━━━ Source data ━━━

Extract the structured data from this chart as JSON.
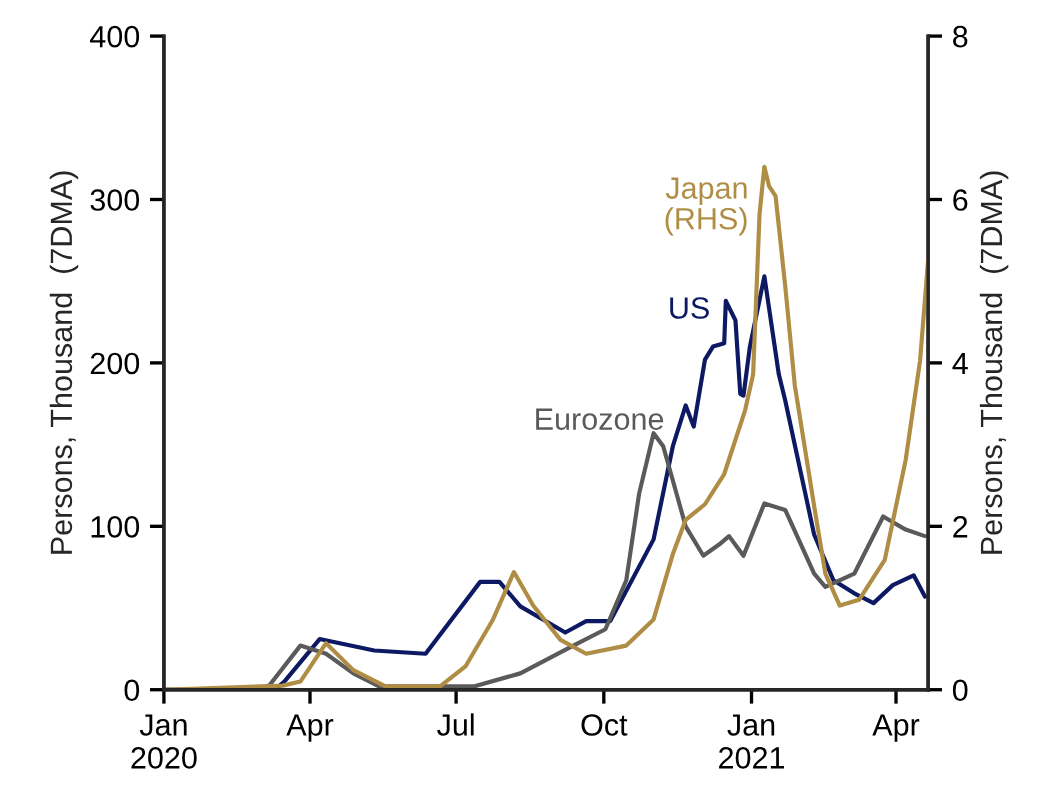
{
  "chart_data": {
    "type": "line",
    "ylabel": "Persons, Thousand  (7DMA)",
    "y2label": "Persons, Thousand  (7DMA)",
    "xlim": [
      "2020-01-01",
      "2021-04-21"
    ],
    "xticks": [
      {
        "value": "2020-01-01",
        "label": "Jan\n2020"
      },
      {
        "value": "2020-04-01",
        "label": "Apr"
      },
      {
        "value": "2020-07-01",
        "label": "Jul"
      },
      {
        "value": "2020-10-01",
        "label": "Oct"
      },
      {
        "value": "2021-01-01",
        "label": "Jan\n2021"
      },
      {
        "value": "2021-04-01",
        "label": "Apr"
      }
    ],
    "ylim": [
      0,
      400
    ],
    "yticks": [
      0,
      100,
      200,
      300,
      400
    ],
    "y2lim": [
      0,
      8
    ],
    "y2ticks": [
      0,
      2,
      4,
      6,
      8
    ],
    "grid": false,
    "legend": false,
    "marker": "none",
    "line_style": "solid",
    "series": [
      {
        "name": "US",
        "color": "#0d1a63",
        "x": [
          "2020-01-01",
          "2020-03-10",
          "2020-03-16",
          "2020-04-07",
          "2020-05-11",
          "2020-06-12",
          "2020-07-16",
          "2020-07-28",
          "2020-08-10",
          "2020-09-07",
          "2020-09-20",
          "2020-10-05",
          "2020-11-01",
          "2020-11-13",
          "2020-11-21",
          "2020-11-26",
          "2020-12-03",
          "2020-12-08",
          "2020-12-15",
          "2020-12-16",
          "2020-12-22",
          "2020-12-25",
          "2020-12-27",
          "2020-12-31",
          "2021-01-09",
          "2021-01-18",
          "2021-01-22",
          "2021-02-09",
          "2021-02-21",
          "2021-03-06",
          "2021-03-18",
          "2021-03-30",
          "2021-04-12",
          "2021-04-19"
        ],
        "values": [
          0,
          0,
          5,
          31,
          24,
          22,
          66,
          66,
          51,
          35,
          42,
          42,
          92,
          149,
          174,
          161,
          202,
          210,
          212,
          238,
          226,
          181,
          180,
          210,
          253,
          193,
          177,
          95,
          67,
          59,
          53,
          64,
          70,
          57
        ]
      },
      {
        "name": "Eurozone",
        "color": "#5a5a5a",
        "x": [
          "2020-01-01",
          "2020-03-01",
          "2020-03-07",
          "2020-03-26",
          "2020-04-11",
          "2020-04-28",
          "2020-05-14",
          "2020-07-12",
          "2020-08-10",
          "2020-09-12",
          "2020-10-02",
          "2020-10-15",
          "2020-10-23",
          "2020-11-01",
          "2020-11-07",
          "2020-11-13",
          "2020-11-21",
          "2020-12-02",
          "2020-12-12",
          "2020-12-18",
          "2020-12-27",
          "2021-01-09",
          "2021-01-22",
          "2021-02-09",
          "2021-02-16",
          "2021-03-06",
          "2021-03-24",
          "2021-04-07",
          "2021-04-19"
        ],
        "values": [
          0,
          0,
          3,
          27,
          22,
          10,
          2,
          2,
          10,
          27,
          37,
          67,
          120,
          157,
          149,
          128,
          100,
          82,
          89,
          94,
          82,
          114,
          110,
          71,
          63,
          71,
          106,
          98,
          94
        ]
      },
      {
        "name": "Japan\n(RHS)",
        "color": "#b08d45",
        "axis": "y2",
        "x": [
          "2020-01-01",
          "2020-03-15",
          "2020-03-26",
          "2020-04-11",
          "2020-04-28",
          "2020-05-18",
          "2020-06-21",
          "2020-07-07",
          "2020-07-24",
          "2020-08-06",
          "2020-08-18",
          "2020-09-04",
          "2020-09-20",
          "2020-10-15",
          "2020-11-01",
          "2020-11-13",
          "2020-11-21",
          "2020-12-03",
          "2020-12-15",
          "2020-12-28",
          "2021-01-02",
          "2021-01-06",
          "2021-01-09",
          "2021-01-12",
          "2021-01-16",
          "2021-01-22",
          "2021-01-28",
          "2021-02-09",
          "2021-02-16",
          "2021-02-25",
          "2021-03-09",
          "2021-03-25",
          "2021-04-07",
          "2021-04-16",
          "2021-04-21"
        ],
        "values": [
          0,
          0.05,
          0.1,
          0.57,
          0.24,
          0.04,
          0.04,
          0.29,
          0.86,
          1.44,
          1.03,
          0.61,
          0.44,
          0.54,
          0.86,
          1.66,
          2.08,
          2.27,
          2.64,
          3.42,
          3.86,
          5.82,
          6.4,
          6.16,
          6.04,
          4.94,
          3.72,
          2.25,
          1.42,
          1.03,
          1.1,
          1.59,
          2.81,
          4.03,
          5.26
        ]
      }
    ]
  }
}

━━━

Exercise: Pick each line holding the word "color" out of the listing.

Answer below:
        "color": "#0d1a63",
        "color": "#5a5a5a",
        "color": "#b08d45",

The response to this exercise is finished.